→ What the exercise asks: Pick out every line of the entries below where "from" occurs, and copy those lines.

══════

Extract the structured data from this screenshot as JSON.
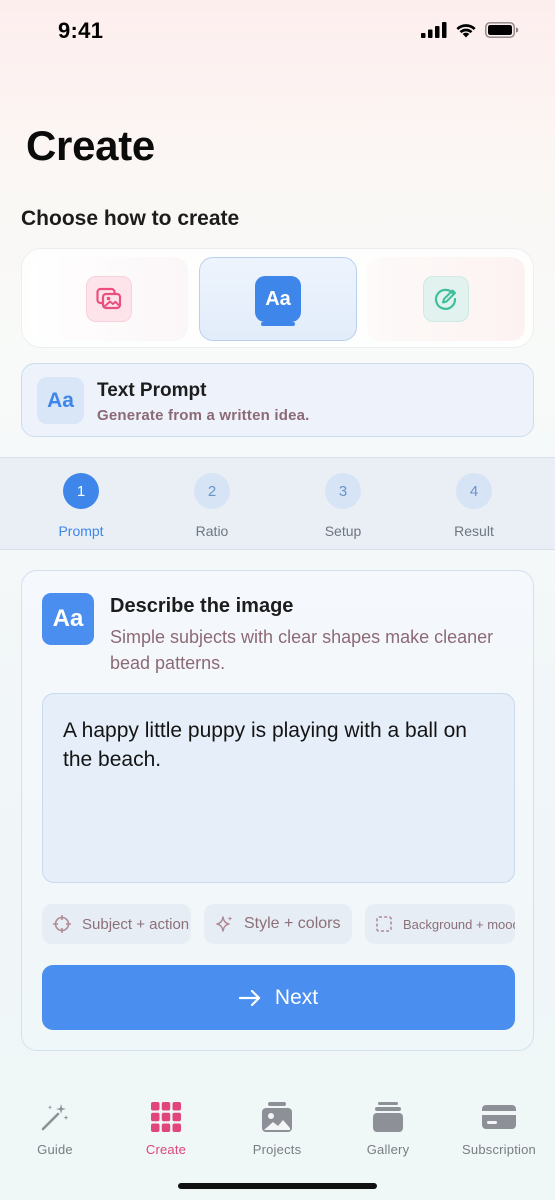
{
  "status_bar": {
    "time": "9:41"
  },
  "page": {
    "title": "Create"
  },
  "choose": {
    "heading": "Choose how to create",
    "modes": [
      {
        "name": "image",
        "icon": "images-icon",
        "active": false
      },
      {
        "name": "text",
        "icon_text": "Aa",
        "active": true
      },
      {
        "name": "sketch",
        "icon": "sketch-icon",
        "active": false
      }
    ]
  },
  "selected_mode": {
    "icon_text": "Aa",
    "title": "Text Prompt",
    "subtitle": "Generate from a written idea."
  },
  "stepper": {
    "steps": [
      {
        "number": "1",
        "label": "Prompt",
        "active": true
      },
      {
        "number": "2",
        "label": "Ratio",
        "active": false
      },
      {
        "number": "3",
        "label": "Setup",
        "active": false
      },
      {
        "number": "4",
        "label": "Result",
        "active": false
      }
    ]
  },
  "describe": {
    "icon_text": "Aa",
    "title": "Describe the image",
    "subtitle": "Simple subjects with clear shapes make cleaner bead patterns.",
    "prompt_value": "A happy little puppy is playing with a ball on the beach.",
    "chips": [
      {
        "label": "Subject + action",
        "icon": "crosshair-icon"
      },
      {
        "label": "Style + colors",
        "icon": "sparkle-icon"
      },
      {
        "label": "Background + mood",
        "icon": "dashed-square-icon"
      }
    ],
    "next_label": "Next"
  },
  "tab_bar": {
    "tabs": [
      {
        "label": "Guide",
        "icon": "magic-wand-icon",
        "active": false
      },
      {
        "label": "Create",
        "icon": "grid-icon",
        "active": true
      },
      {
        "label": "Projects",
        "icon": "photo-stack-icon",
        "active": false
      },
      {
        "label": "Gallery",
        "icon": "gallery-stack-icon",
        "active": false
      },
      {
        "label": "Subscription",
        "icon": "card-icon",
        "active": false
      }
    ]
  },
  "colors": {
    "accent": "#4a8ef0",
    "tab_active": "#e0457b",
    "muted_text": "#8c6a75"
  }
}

══════

→ Finished task:
Extract the structured data from this screenshot as JSON.
    "subtitle": "Generate from a written idea."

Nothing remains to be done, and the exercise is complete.